● EXERCISE INSTRUCTIONS
No images are to be carried over; print all other material exactly as it stands.

● MATERIAL FOR THIS TASK
* Start *
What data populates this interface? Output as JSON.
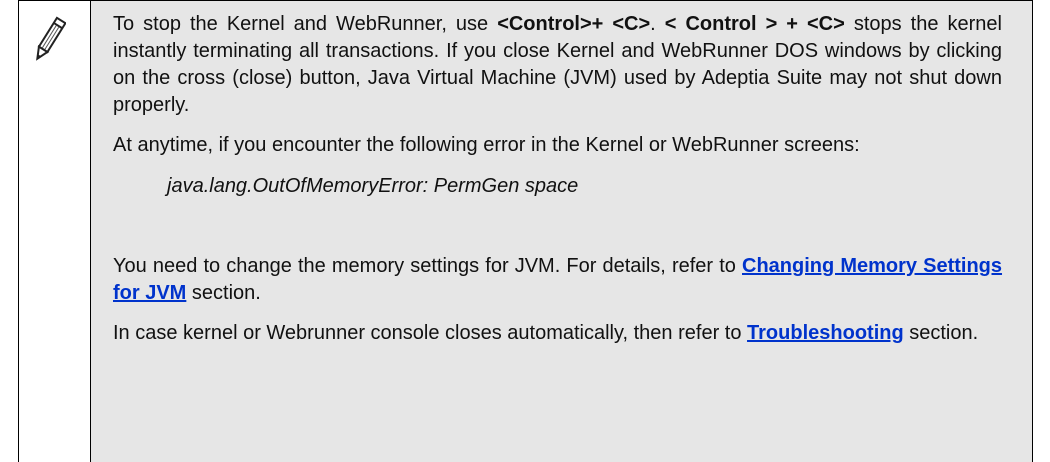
{
  "note": {
    "icon": "pencil-icon",
    "p1": {
      "t1": "To stop the Kernel and WebRunner, use ",
      "b1": "<Control>+ <C>",
      "t2": ". ",
      "b2": "< Control > + <C>",
      "t3": " stops the kernel instantly terminating all transactions. If you close Kernel and WebRunner DOS windows by clicking on the cross (close) button, Java Virtual Machine (JVM) used by Adeptia Suite may not shut down properly."
    },
    "p2": "At anytime, if you encounter the following error in the Kernel or WebRunner screens:",
    "error_text": "java.lang.OutOfMemoryError: PermGen space",
    "p3": {
      "t1": "You need to change the memory settings for JVM. For details, refer to ",
      "link": "Changing Memory Settings for JVM",
      "t2": " section."
    },
    "p4": {
      "t1": "In case kernel or Webrunner console closes automatically, then refer to ",
      "link": "Troubleshooting",
      "t2": " section."
    }
  },
  "colors": {
    "cell_bg": "#e6e6e6",
    "link": "#0033cc",
    "border": "#000000"
  }
}
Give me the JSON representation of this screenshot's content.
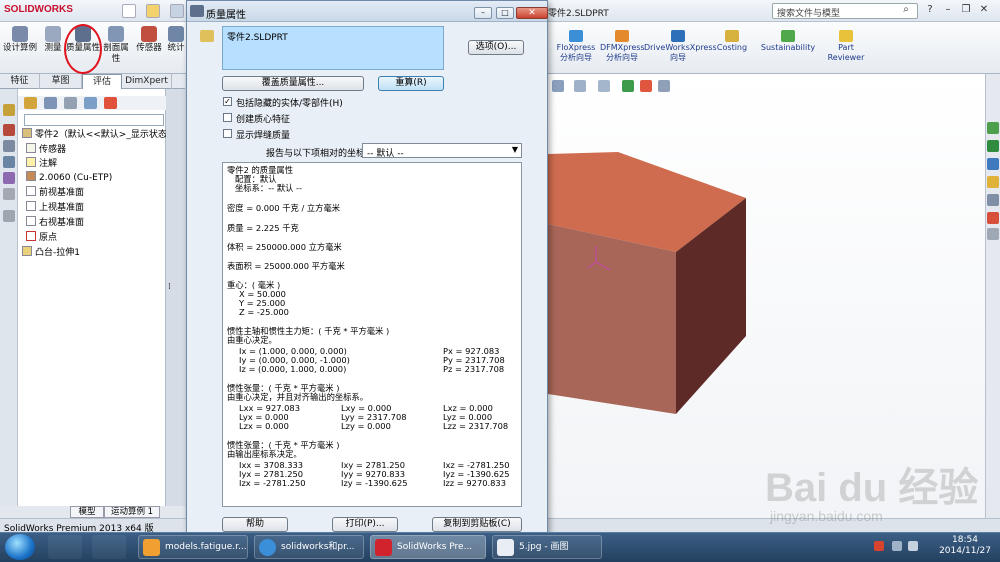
{
  "app": {
    "logo": "SOLIDWORKS",
    "doc_title": "零件2.SLDPRT",
    "search_placeholder": "搜索文件与模型"
  },
  "ribbon": {
    "left_buttons": [
      "设计算例",
      "测量",
      "质量属性",
      "剖面属性",
      "传感器",
      "统计"
    ],
    "right_buttons": [
      "FloXpress 分析向导",
      "DFMXpress 分析向导",
      "DriveWorksXpress 向导",
      "Costing",
      "Sustainability",
      "Part Reviewer"
    ]
  },
  "tabs": [
    "特征",
    "草图",
    "评估",
    "DimXpert"
  ],
  "active_tab": "评估",
  "tree": {
    "root": "零件2（默认<<默认>_显示状态",
    "items": [
      "传感器",
      "注解",
      "2.0060 (Cu-ETP)",
      "前视基准面",
      "上视基准面",
      "右视基准面",
      "原点",
      "凸台-拉伸1"
    ]
  },
  "bottom_tabs": [
    "模型",
    "运动算例 1"
  ],
  "status_text": "SolidWorks Premium 2013 x64 版",
  "dialog": {
    "title": "质量属性",
    "selected_part": "零件2.SLDPRT",
    "options_button": "选项(O)...",
    "override_button": "覆盖质量属性...",
    "recalc_button": "重算(R)",
    "checkboxes": [
      {
        "label": "包括隐藏的实体/零部件(H)",
        "checked": true
      },
      {
        "label": "创建质心特征",
        "checked": false
      },
      {
        "label": "显示焊缝质量",
        "checked": false
      }
    ],
    "coord_label": "报告与以下项相对的坐标值:",
    "coord_value": "-- 默认 --",
    "report": {
      "header": "零件2 的质量属性",
      "config": "配置：默认",
      "coordsys": "坐标系：-- 默认 --",
      "density": "密度 = 0.000 千克 / 立方毫米",
      "mass": "质量 = 2.225 千克",
      "volume": "体积 = 250000.000 立方毫米",
      "area": "表面积 = 25000.000  平方毫米",
      "com_title": "重心：( 毫米 )",
      "com_x": "X = 50.000",
      "com_y": "Y = 25.000",
      "com_z": "Z = -25.000",
      "principal_title": "惯性主轴和惯性主力矩：( 千克 * 平方毫米 )",
      "principal_sub": "由重心决定。",
      "ix": "Ix = (1.000, 0.000, 0.000)",
      "iy": "Iy = (0.000, 0.000, -1.000)",
      "iz": "Iz = (0.000, 1.000, 0.000)",
      "px": "Px = 927.083",
      "py": "Py = 2317.708",
      "pz": "Pz = 2317.708",
      "tensor1_title": "惯性张量：( 千克 * 平方毫米 )",
      "tensor1_sub": "由重心决定，并且对齐输出的坐标系。",
      "t1": [
        [
          "Lxx = 927.083",
          "Lxy = 0.000",
          "Lxz = 0.000"
        ],
        [
          "Lyx = 0.000",
          "Lyy = 2317.708",
          "Lyz = 0.000"
        ],
        [
          "Lzx = 0.000",
          "Lzy = 0.000",
          "Lzz = 2317.708"
        ]
      ],
      "tensor2_title": "惯性张量：( 千克 * 平方毫米 )",
      "tensor2_sub": "由输出座标系决定。",
      "t2": [
        [
          "Ixx = 3708.333",
          "Ixy = 2781.250",
          "Ixz = -2781.250"
        ],
        [
          "Iyx = 2781.250",
          "Iyy = 9270.833",
          "Iyz = -1390.625"
        ],
        [
          "Izx = -2781.250",
          "Izy = -1390.625",
          "Izz = 9270.833"
        ]
      ]
    },
    "help_button": "帮助",
    "print_button": "打印(P)...",
    "copy_button": "复制到剪贴板(C)"
  },
  "taskbar": {
    "items": [
      "models.fatigue.r...",
      "solidworks和pr...",
      "SolidWorks Pre...",
      "5.jpg - 画图"
    ],
    "time": "18:54",
    "date": "2014/11/27"
  },
  "watermark": {
    "main": "Bai du 经验",
    "sub": "jingyan.baidu.com"
  },
  "colors": {
    "block_top": "#cf6c4f",
    "block_front": "#a86659",
    "block_side": "#5e2a28",
    "dialog_blue": "#b7dfff",
    "highlight_circle": "#e0141e"
  }
}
* End *
● THE RESPONSE
What data populates this interface? Output as JSON.
{
  "note": {
    "icon": "pencil-icon",
    "p1": {
      "t1": "To stop the Kernel and WebRunner, use ",
      "b1": "<Control>+ <C>",
      "t2": ". ",
      "b2": "< Control > + <C>",
      "t3": " stops the kernel instantly terminating all transactions. If you close Kernel and WebRunner DOS windows by clicking on the cross (close) button, Java Virtual Machine (JVM) used by Adeptia Suite may not shut down properly."
    },
    "p2": "At anytime, if you encounter the following error in the Kernel or WebRunner screens:",
    "error_text": "java.lang.OutOfMemoryError: PermGen space",
    "p3": {
      "t1": "You need to change the memory settings for JVM. For details, refer to ",
      "link": "Changing Memory Settings for JVM",
      "t2": " section."
    },
    "p4": {
      "t1": "In case kernel or Webrunner console closes automatically, then refer to ",
      "link": "Troubleshooting",
      "t2": " section."
    }
  },
  "colors": {
    "cell_bg": "#e6e6e6",
    "link": "#0033cc",
    "border": "#000000"
  }
}
Give me the JSON representation of this screenshot's content.
{
  "app": {
    "logo": "SOLIDWORKS",
    "doc_title": "零件2.SLDPRT",
    "search_placeholder": "搜索文件与模型"
  },
  "ribbon": {
    "left_buttons": [
      "设计算例",
      "测量",
      "质量属性",
      "剖面属性",
      "传感器",
      "统计"
    ],
    "right_buttons": [
      "FloXpress 分析向导",
      "DFMXpress 分析向导",
      "DriveWorksXpress 向导",
      "Costing",
      "Sustainability",
      "Part Reviewer"
    ]
  },
  "tabs": [
    "特征",
    "草图",
    "评估",
    "DimXpert"
  ],
  "active_tab": "评估",
  "tree": {
    "root": "零件2（默认<<默认>_显示状态",
    "items": [
      "传感器",
      "注解",
      "2.0060 (Cu-ETP)",
      "前视基准面",
      "上视基准面",
      "右视基准面",
      "原点",
      "凸台-拉伸1"
    ]
  },
  "bottom_tabs": [
    "模型",
    "运动算例 1"
  ],
  "status_text": "SolidWorks Premium 2013 x64 版",
  "dialog": {
    "title": "质量属性",
    "selected_part": "零件2.SLDPRT",
    "options_button": "选项(O)...",
    "override_button": "覆盖质量属性...",
    "recalc_button": "重算(R)",
    "checkboxes": [
      {
        "label": "包括隐藏的实体/零部件(H)",
        "checked": true
      },
      {
        "label": "创建质心特征",
        "checked": false
      },
      {
        "label": "显示焊缝质量",
        "checked": false
      }
    ],
    "coord_label": "报告与以下项相对的坐标值:",
    "coord_value": "-- 默认 --",
    "report": {
      "header": "零件2 的质量属性",
      "config": "配置：默认",
      "coordsys": "坐标系：-- 默认 --",
      "density": "密度 = 0.000 千克 / 立方毫米",
      "mass": "质量 = 2.225 千克",
      "volume": "体积 = 250000.000 立方毫米",
      "area": "表面积 = 25000.000  平方毫米",
      "com_title": "重心：( 毫米 )",
      "com_x": "X = 50.000",
      "com_y": "Y = 25.000",
      "com_z": "Z = -25.000",
      "principal_title": "惯性主轴和惯性主力矩：( 千克 * 平方毫米 )",
      "principal_sub": "由重心决定。",
      "ix": "Ix = (1.000, 0.000, 0.000)",
      "iy": "Iy = (0.000, 0.000, -1.000)",
      "iz": "Iz = (0.000, 1.000, 0.000)",
      "px": "Px = 927.083",
      "py": "Py = 2317.708",
      "pz": "Pz = 2317.708",
      "tensor1_title": "惯性张量：( 千克 * 平方毫米 )",
      "tensor1_sub": "由重心决定，并且对齐输出的坐标系。",
      "t1": [
        [
          "Lxx = 927.083",
          "Lxy = 0.000",
          "Lxz = 0.000"
        ],
        [
          "Lyx = 0.000",
          "Lyy = 2317.708",
          "Lyz = 0.000"
        ],
        [
          "Lzx = 0.000",
          "Lzy = 0.000",
          "Lzz = 2317.708"
        ]
      ],
      "tensor2_title": "惯性张量：( 千克 * 平方毫米 )",
      "tensor2_sub": "由输出座标系决定。",
      "t2": [
        [
          "Ixx = 3708.333",
          "Ixy = 2781.250",
          "Ixz = -2781.250"
        ],
        [
          "Iyx = 2781.250",
          "Iyy = 9270.833",
          "Iyz = -1390.625"
        ],
        [
          "Izx = -2781.250",
          "Izy = -1390.625",
          "Izz = 9270.833"
        ]
      ]
    },
    "help_button": "帮助",
    "print_button": "打印(P)...",
    "copy_button": "复制到剪贴板(C)"
  },
  "taskbar": {
    "items": [
      "models.fatigue.r...",
      "solidworks和pr...",
      "SolidWorks Pre...",
      "5.jpg - 画图"
    ],
    "time": "18:54",
    "date": "2014/11/27"
  },
  "watermark": {
    "main": "Bai du 经验",
    "sub": "jingyan.baidu.com"
  },
  "colors": {
    "block_top": "#cf6c4f",
    "block_front": "#a86659",
    "block_side": "#5e2a28",
    "dialog_blue": "#b7dfff",
    "highlight_circle": "#e0141e"
  }
}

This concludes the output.